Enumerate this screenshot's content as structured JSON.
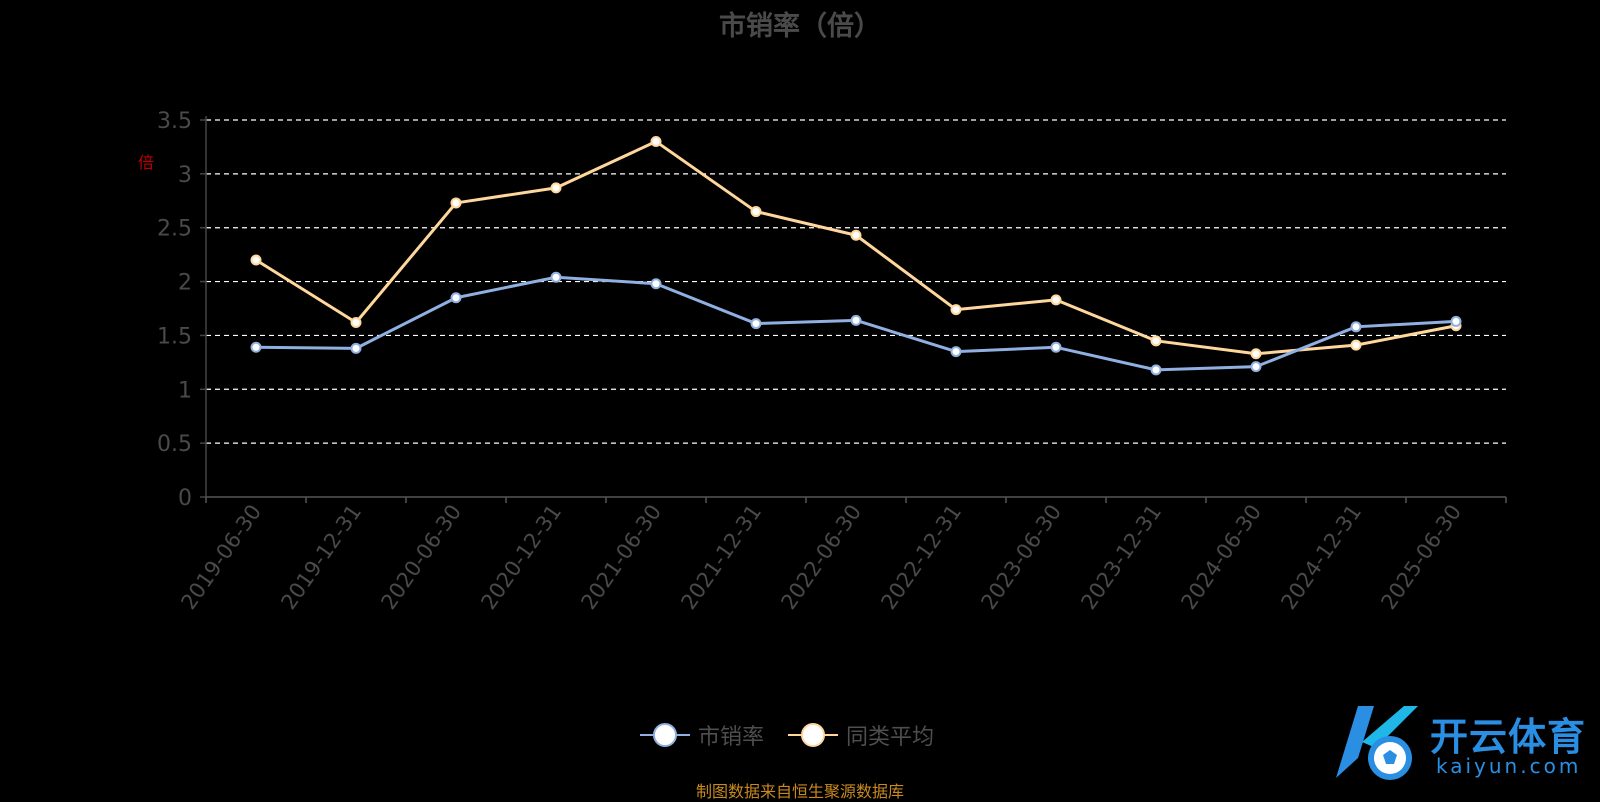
{
  "chart_data": {
    "type": "line",
    "title": "市销率（倍）",
    "unit_label": "倍",
    "categories": [
      "2019-06-30",
      "2019-12-31",
      "2020-06-30",
      "2020-12-31",
      "2021-06-30",
      "2021-12-31",
      "2022-06-30",
      "2022-12-31",
      "2023-06-30",
      "2023-12-31",
      "2024-06-30",
      "2024-12-31",
      "2025-06-30"
    ],
    "series": [
      {
        "name": "市销率",
        "color": "#8fb0e0",
        "values": [
          1.39,
          1.38,
          1.85,
          2.04,
          1.98,
          1.61,
          1.64,
          1.35,
          1.39,
          1.18,
          1.21,
          1.58,
          1.63
        ]
      },
      {
        "name": "同类平均",
        "color": "#ffd79c",
        "values": [
          2.2,
          1.62,
          2.73,
          2.87,
          3.3,
          2.65,
          2.43,
          1.74,
          1.83,
          1.45,
          1.33,
          1.41,
          1.59
        ]
      }
    ],
    "y_ticks": [
      "0",
      "0.5",
      "1",
      "1.5",
      "2",
      "2.5",
      "3",
      "3.5"
    ],
    "ylim": [
      0,
      3.5
    ],
    "grid": true,
    "legend_position": "bottom-center"
  },
  "footer": {
    "source": "制图数据来自恒生聚源数据库"
  },
  "watermark": {
    "cn": "开云体育",
    "en": "kaiyun.com",
    "logo_icon": "k-soccer-ball-logo-icon"
  }
}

● ● ●

* [What you have to do]
Keep the pictures out of the copy and return the rest of the data above exactly.

* [Correct response]
Enumerate this screenshot's content as structured JSON.
{
  "chart_data": {
    "type": "line",
    "title": "市销率（倍）",
    "unit_label": "倍",
    "categories": [
      "2019-06-30",
      "2019-12-31",
      "2020-06-30",
      "2020-12-31",
      "2021-06-30",
      "2021-12-31",
      "2022-06-30",
      "2022-12-31",
      "2023-06-30",
      "2023-12-31",
      "2024-06-30",
      "2024-12-31",
      "2025-06-30"
    ],
    "series": [
      {
        "name": "市销率",
        "color": "#8fb0e0",
        "values": [
          1.39,
          1.38,
          1.85,
          2.04,
          1.98,
          1.61,
          1.64,
          1.35,
          1.39,
          1.18,
          1.21,
          1.58,
          1.63
        ]
      },
      {
        "name": "同类平均",
        "color": "#ffd79c",
        "values": [
          2.2,
          1.62,
          2.73,
          2.87,
          3.3,
          2.65,
          2.43,
          1.74,
          1.83,
          1.45,
          1.33,
          1.41,
          1.59
        ]
      }
    ],
    "y_ticks": [
      "0",
      "0.5",
      "1",
      "1.5",
      "2",
      "2.5",
      "3",
      "3.5"
    ],
    "ylim": [
      0,
      3.5
    ],
    "grid": true,
    "legend_position": "bottom-center"
  },
  "footer": {
    "source": "制图数据来自恒生聚源数据库"
  },
  "watermark": {
    "cn": "开云体育",
    "en": "kaiyun.com",
    "logo_icon": "k-soccer-ball-logo-icon"
  }
}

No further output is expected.